## START
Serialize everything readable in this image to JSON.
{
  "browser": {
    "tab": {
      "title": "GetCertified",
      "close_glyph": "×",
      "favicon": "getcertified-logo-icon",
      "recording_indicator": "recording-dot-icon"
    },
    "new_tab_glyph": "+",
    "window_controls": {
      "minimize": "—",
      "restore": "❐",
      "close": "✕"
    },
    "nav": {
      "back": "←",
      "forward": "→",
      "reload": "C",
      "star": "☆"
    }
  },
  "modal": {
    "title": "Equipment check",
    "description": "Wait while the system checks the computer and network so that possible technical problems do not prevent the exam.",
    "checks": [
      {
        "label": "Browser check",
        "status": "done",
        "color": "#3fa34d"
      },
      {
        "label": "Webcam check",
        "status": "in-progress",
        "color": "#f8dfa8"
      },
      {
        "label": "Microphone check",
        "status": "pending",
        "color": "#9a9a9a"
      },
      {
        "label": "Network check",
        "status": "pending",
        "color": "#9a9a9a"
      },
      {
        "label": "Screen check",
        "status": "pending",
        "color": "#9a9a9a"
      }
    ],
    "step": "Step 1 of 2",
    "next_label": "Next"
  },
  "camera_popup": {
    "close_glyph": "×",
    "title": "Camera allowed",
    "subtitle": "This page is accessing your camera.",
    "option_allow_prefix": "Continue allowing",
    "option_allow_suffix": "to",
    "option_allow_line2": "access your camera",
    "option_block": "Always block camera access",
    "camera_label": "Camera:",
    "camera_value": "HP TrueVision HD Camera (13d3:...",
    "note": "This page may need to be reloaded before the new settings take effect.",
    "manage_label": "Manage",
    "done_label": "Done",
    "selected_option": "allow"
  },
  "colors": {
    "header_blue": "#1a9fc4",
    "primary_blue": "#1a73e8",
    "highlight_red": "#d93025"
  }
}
## END
## [WHAT THE EXERCISE ASKS]
Every entry must be retyped in full, exactly as given.

## [THE COMPLETED TASK]
Serialize everything readable in this image to JSON.
{
  "browser": {
    "tab": {
      "title": "GetCertified",
      "close_glyph": "×",
      "favicon": "getcertified-logo-icon",
      "recording_indicator": "recording-dot-icon"
    },
    "new_tab_glyph": "+",
    "window_controls": {
      "minimize": "—",
      "restore": "❐",
      "close": "✕"
    },
    "nav": {
      "back": "←",
      "forward": "→",
      "reload": "C",
      "star": "☆"
    }
  },
  "modal": {
    "title": "Equipment check",
    "description": "Wait while the system checks the computer and network so that possible technical problems do not prevent the exam.",
    "checks": [
      {
        "label": "Browser check",
        "status": "done",
        "color": "#3fa34d"
      },
      {
        "label": "Webcam check",
        "status": "in-progress",
        "color": "#f8dfa8"
      },
      {
        "label": "Microphone check",
        "status": "pending",
        "color": "#9a9a9a"
      },
      {
        "label": "Network check",
        "status": "pending",
        "color": "#9a9a9a"
      },
      {
        "label": "Screen check",
        "status": "pending",
        "color": "#9a9a9a"
      }
    ],
    "step": "Step 1 of 2",
    "next_label": "Next"
  },
  "camera_popup": {
    "close_glyph": "×",
    "title": "Camera allowed",
    "subtitle": "This page is accessing your camera.",
    "option_allow_prefix": "Continue allowing",
    "option_allow_suffix": "to",
    "option_allow_line2": "access your camera",
    "option_block": "Always block camera access",
    "camera_label": "Camera:",
    "camera_value": "HP TrueVision HD Camera (13d3:...",
    "note": "This page may need to be reloaded before the new settings take effect.",
    "manage_label": "Manage",
    "done_label": "Done",
    "selected_option": "allow"
  },
  "colors": {
    "header_blue": "#1a9fc4",
    "primary_blue": "#1a73e8",
    "highlight_red": "#d93025"
  }
}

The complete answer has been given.